Text under study
---

A genome-wide scan for abdominal fat assessed by computed tomography in the Québec Family Study.

Abstract

To identify chromosomal regions harboring genes influencing the propensity to store fat in the abdominal area, a genome-wide scan for abdominal fat was performed in the Quebec Family Study. Cross-sectional areas of the amount of abdominal total fat (ATF) and abdominal visceral fat (AVF) were assessed from a computed tomography scan taken at L4-L5 in 521 adult subjects. Abdominal subcutaneous fat (ASF) was obtained by computing the difference between ATF and AVF. The abdominal fat phenotypes were adjusted for age and sex effects as well as for total amount of body fat (kilogram of fat mass) measured by underwater weighing, and the adjusted phenotypes were used in linkage analyses. A total of 293 microsatellite markers spanning the 22 autosomal chromosomes were typed. The average intermarker distance was 11.9 cM. A maximum of 271 sib-pairs were available for single-point (SIBPAL) and 156 families for multipoint variance components (SEGPATH) linkage analyses. The strongest evidence of linkage was found on chromosome 12q24.3 between marker D12S2078 and ASF (logarithm of odds [LOD] = 2.88). Another marker (D12S1045) located within 2 cM of D12S2078 also provided evidence of sib-pair linkage with ASF (P = 0.019), ATF (P = 0.015), and AVF (P = 0.0007). Other regions with highly suggestive evidence (P < 0.0023 or LOD > or =1.75) of multipoint linkage and evidence (P < 0.05) of single-point linkage, all for ASF, included chromosomes 1p11.2, 4q32.1, 9q22.1, 12q22-q23, and 17q21.1. Three of these loci (1p11.2, 9q22.1, and 17q21.1) are close to genes involved in the regulation of sex steroid levels, whereas two others (4q32.1 and 17q21.1) are in the proximity of genes involved in the regulation of food intake. This first genome-wide scan for abdominal fat assessed by computed tomography indicates that there may be several loci determining the propensity to store fat in the abdominal depot and that some of these loci may influence the development of diabetes in obese subjects.

---

What to produce
In the abdominal fat study above, which marker showed the strongest evidence of linkage, and with which fat measure?

---

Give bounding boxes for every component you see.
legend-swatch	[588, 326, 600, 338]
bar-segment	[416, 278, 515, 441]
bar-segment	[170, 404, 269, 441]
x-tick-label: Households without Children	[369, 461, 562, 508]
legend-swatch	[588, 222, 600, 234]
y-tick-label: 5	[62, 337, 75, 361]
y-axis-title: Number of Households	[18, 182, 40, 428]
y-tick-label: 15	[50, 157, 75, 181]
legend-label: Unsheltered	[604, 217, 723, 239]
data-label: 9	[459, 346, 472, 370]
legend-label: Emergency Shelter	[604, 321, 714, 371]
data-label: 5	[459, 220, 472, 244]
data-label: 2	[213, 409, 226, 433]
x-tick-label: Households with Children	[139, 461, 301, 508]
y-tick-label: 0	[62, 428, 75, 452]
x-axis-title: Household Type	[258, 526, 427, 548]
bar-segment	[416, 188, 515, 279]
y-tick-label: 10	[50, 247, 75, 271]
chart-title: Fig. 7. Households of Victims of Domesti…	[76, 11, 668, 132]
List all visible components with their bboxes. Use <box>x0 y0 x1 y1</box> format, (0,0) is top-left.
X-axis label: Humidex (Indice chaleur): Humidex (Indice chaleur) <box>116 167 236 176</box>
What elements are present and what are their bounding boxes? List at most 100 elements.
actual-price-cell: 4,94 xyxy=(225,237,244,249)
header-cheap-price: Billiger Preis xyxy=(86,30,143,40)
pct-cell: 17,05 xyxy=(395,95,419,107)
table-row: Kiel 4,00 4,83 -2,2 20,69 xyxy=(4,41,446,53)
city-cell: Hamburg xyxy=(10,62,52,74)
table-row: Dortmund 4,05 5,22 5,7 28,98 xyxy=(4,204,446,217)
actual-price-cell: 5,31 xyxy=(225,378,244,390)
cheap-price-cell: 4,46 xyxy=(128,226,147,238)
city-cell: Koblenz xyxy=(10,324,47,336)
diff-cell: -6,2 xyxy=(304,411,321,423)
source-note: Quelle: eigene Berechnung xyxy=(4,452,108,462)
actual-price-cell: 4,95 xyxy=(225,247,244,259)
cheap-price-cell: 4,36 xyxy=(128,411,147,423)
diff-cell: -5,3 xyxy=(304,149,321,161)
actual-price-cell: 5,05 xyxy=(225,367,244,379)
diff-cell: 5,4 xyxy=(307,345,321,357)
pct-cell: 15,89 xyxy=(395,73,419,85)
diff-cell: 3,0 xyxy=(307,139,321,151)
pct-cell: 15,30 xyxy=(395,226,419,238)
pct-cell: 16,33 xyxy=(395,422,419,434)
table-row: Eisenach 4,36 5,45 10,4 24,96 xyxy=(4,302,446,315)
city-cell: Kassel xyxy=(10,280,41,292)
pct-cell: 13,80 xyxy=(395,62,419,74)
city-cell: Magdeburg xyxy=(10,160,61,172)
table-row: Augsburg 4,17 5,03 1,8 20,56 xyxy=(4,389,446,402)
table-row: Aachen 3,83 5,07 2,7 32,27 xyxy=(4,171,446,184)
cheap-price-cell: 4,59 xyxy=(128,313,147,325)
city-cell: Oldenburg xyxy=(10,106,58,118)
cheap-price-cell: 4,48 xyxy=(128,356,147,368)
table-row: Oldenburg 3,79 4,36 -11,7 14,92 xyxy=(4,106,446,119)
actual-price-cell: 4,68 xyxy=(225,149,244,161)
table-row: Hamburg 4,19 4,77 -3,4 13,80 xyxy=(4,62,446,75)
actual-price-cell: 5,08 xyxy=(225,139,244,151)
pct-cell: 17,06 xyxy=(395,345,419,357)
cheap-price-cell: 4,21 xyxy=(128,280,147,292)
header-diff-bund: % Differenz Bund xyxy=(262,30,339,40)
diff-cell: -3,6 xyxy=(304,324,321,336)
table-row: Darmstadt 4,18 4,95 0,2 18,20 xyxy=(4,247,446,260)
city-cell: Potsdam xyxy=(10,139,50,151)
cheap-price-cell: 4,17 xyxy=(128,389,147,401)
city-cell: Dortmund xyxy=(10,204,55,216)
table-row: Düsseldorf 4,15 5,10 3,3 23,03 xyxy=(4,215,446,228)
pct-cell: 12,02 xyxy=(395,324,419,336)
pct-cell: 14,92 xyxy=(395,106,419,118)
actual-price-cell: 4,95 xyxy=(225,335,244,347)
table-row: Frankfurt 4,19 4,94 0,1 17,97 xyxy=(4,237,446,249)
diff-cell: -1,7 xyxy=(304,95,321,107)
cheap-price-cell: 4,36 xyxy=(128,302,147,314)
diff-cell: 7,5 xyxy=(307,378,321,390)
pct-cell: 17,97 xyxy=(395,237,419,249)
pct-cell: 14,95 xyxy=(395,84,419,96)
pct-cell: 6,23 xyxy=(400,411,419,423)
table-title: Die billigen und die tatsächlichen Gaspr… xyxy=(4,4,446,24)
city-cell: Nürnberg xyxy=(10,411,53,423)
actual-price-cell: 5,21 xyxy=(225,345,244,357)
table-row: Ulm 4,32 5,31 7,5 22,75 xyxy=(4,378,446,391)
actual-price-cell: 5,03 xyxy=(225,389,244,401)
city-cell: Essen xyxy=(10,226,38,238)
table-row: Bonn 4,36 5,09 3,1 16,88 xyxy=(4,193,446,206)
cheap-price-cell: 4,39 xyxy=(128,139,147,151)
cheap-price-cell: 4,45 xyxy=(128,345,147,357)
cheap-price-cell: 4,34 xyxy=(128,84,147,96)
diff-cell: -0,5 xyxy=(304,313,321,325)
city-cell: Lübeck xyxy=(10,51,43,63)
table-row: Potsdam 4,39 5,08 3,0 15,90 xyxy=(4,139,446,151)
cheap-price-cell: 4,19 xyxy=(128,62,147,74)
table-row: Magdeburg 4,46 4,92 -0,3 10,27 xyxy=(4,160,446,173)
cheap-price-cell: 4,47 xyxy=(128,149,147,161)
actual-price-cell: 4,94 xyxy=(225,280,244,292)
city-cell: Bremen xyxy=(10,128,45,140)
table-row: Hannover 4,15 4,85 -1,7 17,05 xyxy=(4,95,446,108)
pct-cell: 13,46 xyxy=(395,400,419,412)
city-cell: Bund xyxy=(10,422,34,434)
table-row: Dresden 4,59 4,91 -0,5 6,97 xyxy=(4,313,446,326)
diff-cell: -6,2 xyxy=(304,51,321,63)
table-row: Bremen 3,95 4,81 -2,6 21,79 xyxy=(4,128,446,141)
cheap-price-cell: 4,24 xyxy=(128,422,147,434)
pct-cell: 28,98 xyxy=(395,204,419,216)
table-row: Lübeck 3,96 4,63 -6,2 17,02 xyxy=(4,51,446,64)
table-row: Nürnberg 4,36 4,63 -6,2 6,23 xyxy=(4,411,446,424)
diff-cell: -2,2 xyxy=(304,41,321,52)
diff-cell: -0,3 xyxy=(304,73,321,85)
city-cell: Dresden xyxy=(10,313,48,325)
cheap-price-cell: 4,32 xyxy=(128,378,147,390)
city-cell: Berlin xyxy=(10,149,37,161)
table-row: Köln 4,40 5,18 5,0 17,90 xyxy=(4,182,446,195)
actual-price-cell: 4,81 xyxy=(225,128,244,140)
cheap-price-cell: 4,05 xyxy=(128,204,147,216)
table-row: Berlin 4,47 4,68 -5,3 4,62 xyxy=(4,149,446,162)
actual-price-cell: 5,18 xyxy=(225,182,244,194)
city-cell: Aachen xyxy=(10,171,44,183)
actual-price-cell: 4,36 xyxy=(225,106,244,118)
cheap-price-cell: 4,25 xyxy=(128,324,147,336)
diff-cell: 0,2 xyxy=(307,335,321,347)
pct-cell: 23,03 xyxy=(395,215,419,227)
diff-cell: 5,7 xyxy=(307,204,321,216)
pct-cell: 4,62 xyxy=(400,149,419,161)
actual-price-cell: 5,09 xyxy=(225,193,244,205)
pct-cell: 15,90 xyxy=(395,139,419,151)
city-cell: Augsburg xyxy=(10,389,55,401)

---

Problem solution
Marker D12S2078 on chromosome 12q24.3, with abdominal subcutaneous fat (ASF), at a LOD of 2.88.